→ **Challenge**
Wherever a line holds the word "this", copy that line out.

== == ==

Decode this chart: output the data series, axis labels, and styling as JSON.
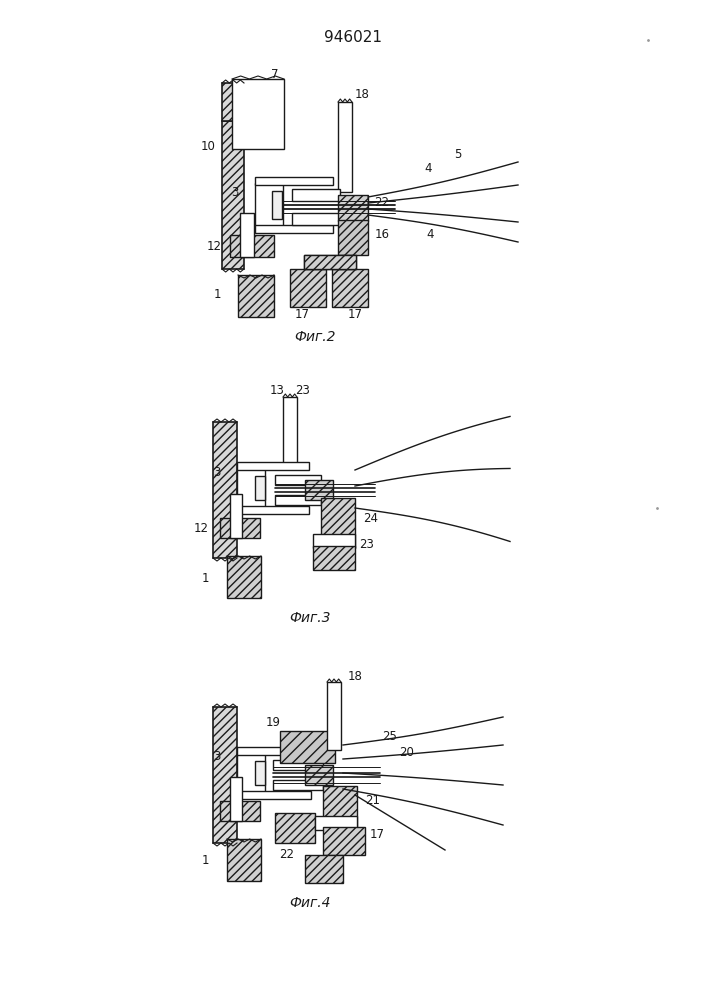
{
  "patent_number": "946021",
  "bg_color": "#ffffff",
  "lc": "#1a1a1a",
  "fig2_caption": "Фиг.2",
  "fig3_caption": "Фиг.3",
  "fig4_caption": "Фиг.4"
}
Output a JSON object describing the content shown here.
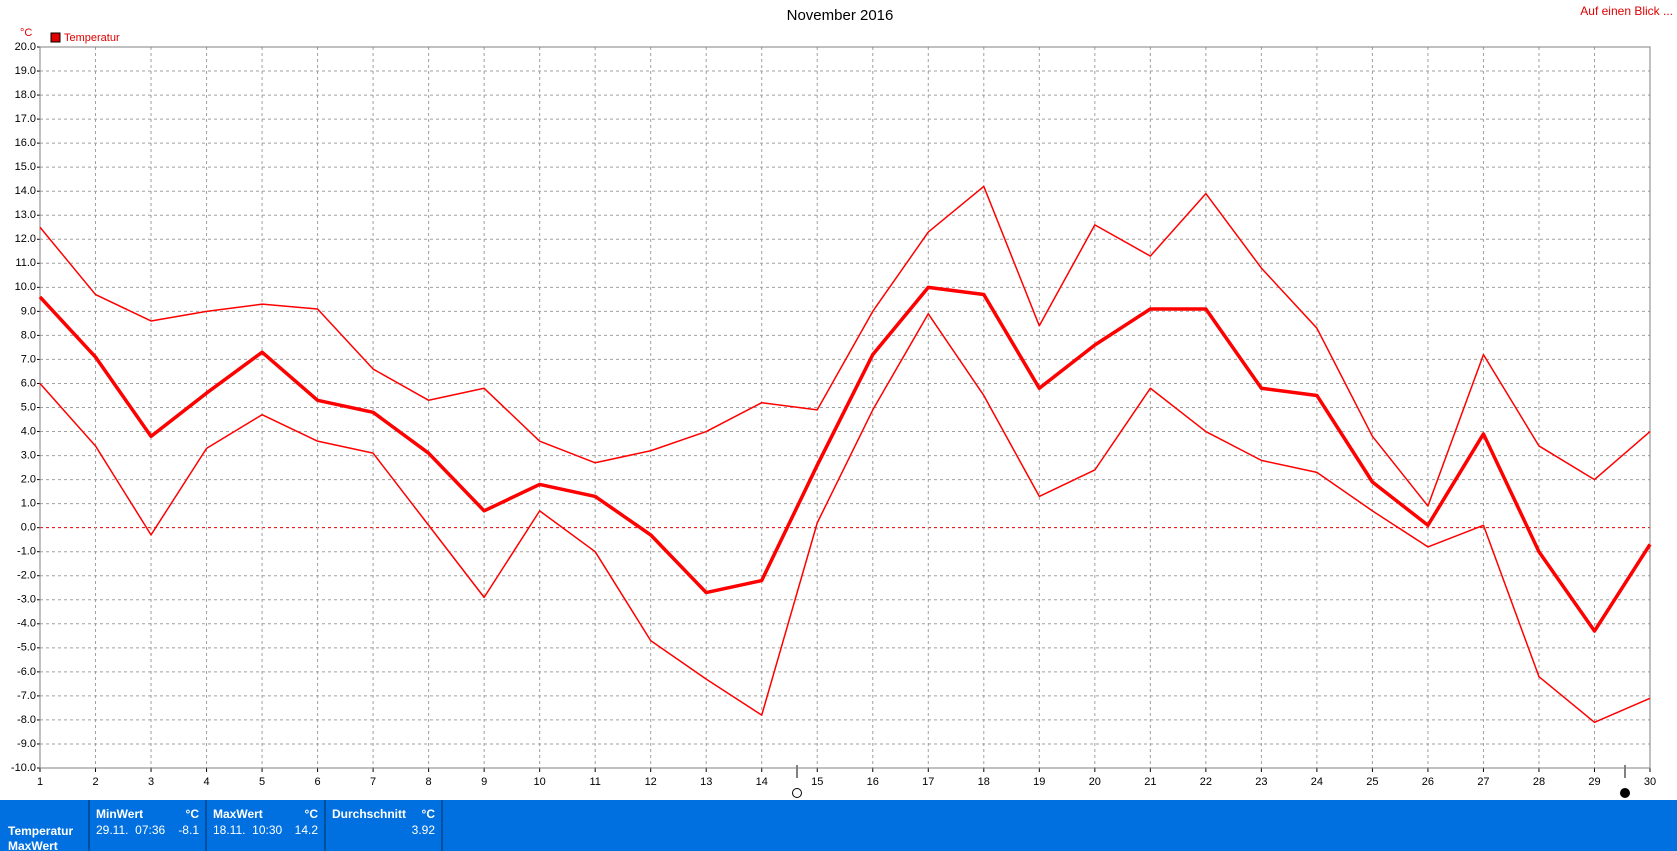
{
  "chart_data": {
    "type": "line",
    "title": "November 2016",
    "unit": "°C",
    "legend": "Temperatur",
    "legend_color": "#e00000",
    "link": "Auf einen Blick ...",
    "x": [
      1,
      2,
      3,
      4,
      5,
      6,
      7,
      8,
      9,
      10,
      11,
      12,
      13,
      14,
      15,
      16,
      17,
      18,
      19,
      20,
      21,
      22,
      23,
      24,
      25,
      26,
      27,
      28,
      29,
      30
    ],
    "xlim": [
      1,
      30
    ],
    "xticks": [
      1,
      2,
      3,
      4,
      5,
      6,
      7,
      8,
      9,
      10,
      11,
      12,
      13,
      14,
      15,
      16,
      17,
      18,
      19,
      20,
      21,
      22,
      23,
      24,
      25,
      26,
      27,
      28,
      29,
      30
    ],
    "series": [
      {
        "color": "#ff0000",
        "line_width": 1.5,
        "values": [
          12.5,
          9.7,
          8.6,
          9.0,
          9.3,
          9.1,
          6.6,
          5.3,
          5.8,
          3.6,
          2.7,
          3.2,
          4.0,
          5.2,
          4.9,
          9.0,
          12.3,
          14.2,
          8.4,
          12.6,
          11.3,
          13.9,
          10.8,
          8.3,
          3.8,
          0.9,
          7.2,
          3.4,
          2.0,
          4.0
        ]
      },
      {
        "color": "#ff0000",
        "line_width": 3.5,
        "values": [
          9.6,
          7.1,
          3.8,
          5.6,
          7.3,
          5.3,
          4.8,
          3.1,
          0.7,
          1.8,
          1.3,
          -0.3,
          -2.7,
          -2.2,
          2.6,
          7.2,
          10.0,
          9.7,
          5.8,
          7.6,
          9.1,
          9.1,
          5.8,
          5.5,
          1.9,
          0.1,
          3.9,
          -1.0,
          -4.3,
          -0.7
        ]
      },
      {
        "color": "#ff0000",
        "line_width": 1.5,
        "values": [
          6.0,
          3.4,
          -0.3,
          3.3,
          4.7,
          3.6,
          3.1,
          0.1,
          -2.9,
          0.7,
          -1.0,
          -4.7,
          -6.3,
          -7.8,
          0.2,
          4.9,
          8.9,
          5.5,
          1.3,
          2.4,
          5.8,
          4.0,
          2.8,
          2.3,
          0.7,
          -0.8,
          0.1,
          -6.2,
          -8.1,
          -7.1
        ]
      }
    ],
    "ylim": [
      -10,
      20
    ],
    "yticks": [
      {
        "value": -10,
        "label": "-10.0"
      },
      {
        "value": -9,
        "label": "-9.0"
      },
      {
        "value": -8,
        "label": "-8.0"
      },
      {
        "value": -7,
        "label": "-7.0"
      },
      {
        "value": -6,
        "label": "-6.0"
      },
      {
        "value": -5,
        "label": "-5.0"
      },
      {
        "value": -4,
        "label": "-4.0"
      },
      {
        "value": -3,
        "label": "-3.0"
      },
      {
        "value": -2,
        "label": "-2.0"
      },
      {
        "value": -1,
        "label": "-1.0"
      },
      {
        "value": 0,
        "label": "0.0"
      },
      {
        "value": 1,
        "label": "1.0"
      },
      {
        "value": 2,
        "label": "2.0"
      },
      {
        "value": 3,
        "label": "3.0"
      },
      {
        "value": 4,
        "label": "4.0"
      },
      {
        "value": 5,
        "label": "5.0"
      },
      {
        "value": 6,
        "label": "6.0"
      },
      {
        "value": 7,
        "label": "7.0"
      },
      {
        "value": 8,
        "label": "8.0"
      },
      {
        "value": 9,
        "label": "9.0"
      },
      {
        "value": 10,
        "label": "10.0"
      },
      {
        "value": 11,
        "label": "11.0"
      },
      {
        "value": 12,
        "label": "12.0"
      },
      {
        "value": 13,
        "label": "13.0"
      },
      {
        "value": 14,
        "label": "14.0"
      },
      {
        "value": 15,
        "label": "15.0"
      },
      {
        "value": 16,
        "label": "16.0"
      },
      {
        "value": 17,
        "label": "17.0"
      },
      {
        "value": 18,
        "label": "18.0"
      },
      {
        "value": 19,
        "label": "19.0"
      },
      {
        "value": 20,
        "label": "20.0"
      }
    ],
    "grid": true,
    "zero_line": true,
    "zero_line_color": "#e00000"
  },
  "panel": {
    "row_labels": [
      "Temperatur",
      "MaxWert"
    ],
    "columns": [
      {
        "header": "MinWert",
        "unit": "°C",
        "date": "29.11.  07:36",
        "value": -8.1
      },
      {
        "header": "MaxWert",
        "unit": "°C",
        "date": "18.11.  10:30",
        "value": 14.2
      },
      {
        "header": "Durchschnitt",
        "unit": "°C",
        "value": 3.92
      }
    ]
  }
}
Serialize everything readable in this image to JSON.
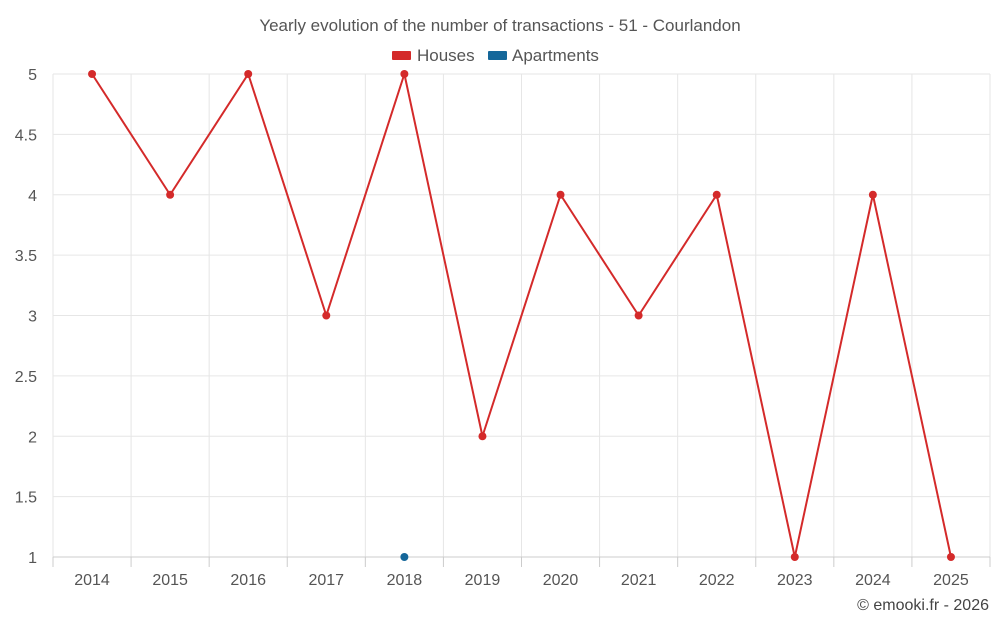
{
  "chart_data": {
    "type": "line",
    "title": "Yearly evolution of the number of transactions - 51 - Courlandon",
    "categories": [
      "2014",
      "2015",
      "2016",
      "2017",
      "2018",
      "2019",
      "2020",
      "2021",
      "2022",
      "2023",
      "2024",
      "2025"
    ],
    "ylim": [
      1,
      5
    ],
    "yticks": [
      "1",
      "1.5",
      "2",
      "2.5",
      "3",
      "3.5",
      "4",
      "4.5",
      "5"
    ],
    "grid": true,
    "legend_position": "top-center",
    "series": [
      {
        "name": "Houses",
        "color": "#d42a2a",
        "values": [
          5,
          4,
          5,
          3,
          5,
          2,
          4,
          3,
          4,
          1,
          4,
          1
        ]
      },
      {
        "name": "Apartments",
        "color": "#15679a",
        "values": [
          null,
          null,
          null,
          null,
          1,
          null,
          null,
          null,
          null,
          null,
          null,
          null
        ]
      }
    ]
  },
  "credit": "© emooki.fr - 2026"
}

== == ==

→ **Reply to the exercise**
Decode this chart: output the data series, axis labels, and styling as JSON.
Serialize everything readable in this image to JSON.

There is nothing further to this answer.